WORK INSTRUCTION:
According to the article about Sue Misenheimer below, in what year did she graduate from Rockwell High School?

===== SELECTED TEXT

At 84, Misenheimer says Nazareth was driving force In her life
Published 12:00 am Sunday, December 22, 2019
ROCKWELL – Sue Misenheimer was just 12 years old when she first walked on to the campus of Nazareth Children’s Home. It quickly became her forever home.
And we mean forever home. Seventy-three years later she sits on the board of directors for Nazareth Child & Family Connection and is a regular visitor to the campus that underwent a name change several years ago.
She, two brothers and a sister arrived in the summer of 1948 after the death of both parents over a 15-month period. She stayed until she graduated from Rockwell High School in 1952. Her three siblings all spent most of their childhoods at Nazareth.
It was their home, their family.
“I feel really fortunate to have lived here and I’m really appreciative of all that I got because it taught me everything,” Misenheimer said on a recent afternoon during a visit to the Nazareth campus.
“This is my home. When I first left (after high school graduation), my brother and sister were here, so I’d come back. And then I would come back and see whoever else I knew. Then I started working with the alumni for Fun Fest every summer. I’ve kept in touch with all my friends that I knew here, and I still do.”
Misenheimer’s mother died when she was 10 years old leaving her father with four children to raise. Fifteen months later the father died in a traumatic saw-mill accident. The children were doled out to aunts and uncles, a fact of life that didn’t sit well with the children. A happenstance visit from an insurance salesman though, helped the family reunite at Nazareth.
“One day an insurance salesman came by the house where I stayed, and of course when he knocked on the door, I answered. He said, ‘who do we have here?’ My aunt explained the situation to him, and he said, ‘I know just the place for you’ and explained about Nazareth to us.”
About a month later the four siblings were reunited at Nazareth, a family unit again.
“I don’t ever remember being nervous about coming here because I really wanted to come,” said Misenheimer, who remembers that there were about 50 residents living on campus when she arrived. “The reason I wanted to come was so I could have my brothers and sisters all tighter together with me.

==========
===== RECORD EXTRACTS

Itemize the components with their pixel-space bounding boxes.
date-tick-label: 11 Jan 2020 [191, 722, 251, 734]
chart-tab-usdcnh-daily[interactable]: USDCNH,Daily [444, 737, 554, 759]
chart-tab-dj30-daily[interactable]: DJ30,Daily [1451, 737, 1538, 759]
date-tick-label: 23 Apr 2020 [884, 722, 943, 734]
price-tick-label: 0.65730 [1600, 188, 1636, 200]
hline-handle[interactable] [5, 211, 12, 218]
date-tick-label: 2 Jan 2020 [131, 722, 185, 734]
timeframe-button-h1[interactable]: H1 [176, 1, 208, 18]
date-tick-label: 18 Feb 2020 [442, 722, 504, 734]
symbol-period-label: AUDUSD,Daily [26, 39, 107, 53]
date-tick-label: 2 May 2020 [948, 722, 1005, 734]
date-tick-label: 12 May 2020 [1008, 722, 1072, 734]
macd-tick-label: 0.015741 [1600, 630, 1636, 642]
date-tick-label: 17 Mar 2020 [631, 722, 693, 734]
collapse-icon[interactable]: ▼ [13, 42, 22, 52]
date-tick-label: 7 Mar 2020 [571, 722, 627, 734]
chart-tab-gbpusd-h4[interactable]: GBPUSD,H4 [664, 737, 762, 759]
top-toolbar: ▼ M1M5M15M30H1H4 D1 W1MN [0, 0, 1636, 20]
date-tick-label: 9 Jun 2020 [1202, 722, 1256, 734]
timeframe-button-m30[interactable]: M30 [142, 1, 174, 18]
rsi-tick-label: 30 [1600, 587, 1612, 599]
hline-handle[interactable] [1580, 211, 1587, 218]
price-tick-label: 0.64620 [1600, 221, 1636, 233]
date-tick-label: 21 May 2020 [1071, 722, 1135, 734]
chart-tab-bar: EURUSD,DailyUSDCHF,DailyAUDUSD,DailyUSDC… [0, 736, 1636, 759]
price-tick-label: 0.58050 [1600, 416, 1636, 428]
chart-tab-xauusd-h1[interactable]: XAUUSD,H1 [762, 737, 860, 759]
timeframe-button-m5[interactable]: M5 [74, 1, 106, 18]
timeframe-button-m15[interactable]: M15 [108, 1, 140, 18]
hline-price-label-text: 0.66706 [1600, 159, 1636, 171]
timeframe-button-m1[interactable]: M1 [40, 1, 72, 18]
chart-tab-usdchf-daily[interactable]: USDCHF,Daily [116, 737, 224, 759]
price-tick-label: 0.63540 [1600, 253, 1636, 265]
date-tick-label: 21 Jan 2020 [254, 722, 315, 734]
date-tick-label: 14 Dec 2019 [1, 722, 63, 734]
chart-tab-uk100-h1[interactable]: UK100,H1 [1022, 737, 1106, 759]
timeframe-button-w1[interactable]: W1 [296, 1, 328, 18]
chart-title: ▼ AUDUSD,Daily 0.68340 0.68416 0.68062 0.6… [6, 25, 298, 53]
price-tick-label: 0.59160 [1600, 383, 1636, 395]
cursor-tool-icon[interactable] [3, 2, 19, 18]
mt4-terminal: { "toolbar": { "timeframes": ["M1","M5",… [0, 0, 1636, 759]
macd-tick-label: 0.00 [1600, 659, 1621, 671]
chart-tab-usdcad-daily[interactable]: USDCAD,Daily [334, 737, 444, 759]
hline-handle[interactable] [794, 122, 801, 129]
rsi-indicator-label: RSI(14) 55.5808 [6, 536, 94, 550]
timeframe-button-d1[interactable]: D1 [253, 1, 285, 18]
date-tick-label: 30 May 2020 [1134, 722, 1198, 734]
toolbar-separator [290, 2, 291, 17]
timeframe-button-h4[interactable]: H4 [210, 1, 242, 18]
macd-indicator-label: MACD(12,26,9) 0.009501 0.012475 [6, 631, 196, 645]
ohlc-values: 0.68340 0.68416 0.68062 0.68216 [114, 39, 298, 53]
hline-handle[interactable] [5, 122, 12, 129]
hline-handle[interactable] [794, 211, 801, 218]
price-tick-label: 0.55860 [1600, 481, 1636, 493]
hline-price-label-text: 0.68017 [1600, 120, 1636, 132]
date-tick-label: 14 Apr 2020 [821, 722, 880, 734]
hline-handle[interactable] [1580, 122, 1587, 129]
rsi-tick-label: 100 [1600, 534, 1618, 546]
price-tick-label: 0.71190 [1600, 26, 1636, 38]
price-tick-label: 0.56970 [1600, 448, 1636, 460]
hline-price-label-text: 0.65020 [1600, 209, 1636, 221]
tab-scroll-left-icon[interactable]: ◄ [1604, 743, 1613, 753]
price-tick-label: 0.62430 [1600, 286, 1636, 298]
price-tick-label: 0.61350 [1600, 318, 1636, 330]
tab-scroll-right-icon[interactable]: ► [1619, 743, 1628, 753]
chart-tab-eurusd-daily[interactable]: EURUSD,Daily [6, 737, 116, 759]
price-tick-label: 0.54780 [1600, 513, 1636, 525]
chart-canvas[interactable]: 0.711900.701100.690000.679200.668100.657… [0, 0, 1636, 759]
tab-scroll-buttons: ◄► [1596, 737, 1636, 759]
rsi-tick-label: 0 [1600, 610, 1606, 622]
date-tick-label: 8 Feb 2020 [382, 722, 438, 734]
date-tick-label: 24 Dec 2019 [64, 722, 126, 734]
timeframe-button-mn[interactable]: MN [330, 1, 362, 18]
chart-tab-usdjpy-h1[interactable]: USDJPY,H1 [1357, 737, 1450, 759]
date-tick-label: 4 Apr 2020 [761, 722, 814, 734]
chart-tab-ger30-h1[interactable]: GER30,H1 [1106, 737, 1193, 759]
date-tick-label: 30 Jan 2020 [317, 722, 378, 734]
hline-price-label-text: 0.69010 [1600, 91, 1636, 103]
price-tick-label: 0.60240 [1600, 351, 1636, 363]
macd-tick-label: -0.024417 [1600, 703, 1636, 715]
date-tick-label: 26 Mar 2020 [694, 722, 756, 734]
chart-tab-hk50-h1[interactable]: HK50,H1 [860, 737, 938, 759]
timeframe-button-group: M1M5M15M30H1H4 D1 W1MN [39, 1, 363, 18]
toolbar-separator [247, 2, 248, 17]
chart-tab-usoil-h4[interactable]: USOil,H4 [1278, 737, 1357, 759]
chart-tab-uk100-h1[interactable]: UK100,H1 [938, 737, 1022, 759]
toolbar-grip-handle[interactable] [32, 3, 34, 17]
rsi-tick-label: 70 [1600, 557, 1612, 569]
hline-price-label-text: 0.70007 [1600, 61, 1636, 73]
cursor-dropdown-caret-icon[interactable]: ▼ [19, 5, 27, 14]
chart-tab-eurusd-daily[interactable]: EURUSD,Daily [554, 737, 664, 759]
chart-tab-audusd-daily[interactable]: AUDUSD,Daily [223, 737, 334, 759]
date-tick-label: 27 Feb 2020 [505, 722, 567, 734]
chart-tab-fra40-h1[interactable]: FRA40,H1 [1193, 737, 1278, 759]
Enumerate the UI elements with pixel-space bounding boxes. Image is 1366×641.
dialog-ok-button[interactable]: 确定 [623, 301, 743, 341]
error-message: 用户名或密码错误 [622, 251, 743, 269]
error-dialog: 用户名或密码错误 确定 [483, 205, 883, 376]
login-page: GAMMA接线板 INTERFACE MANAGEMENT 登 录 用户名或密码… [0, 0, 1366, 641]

==========

RESPONSE:
1952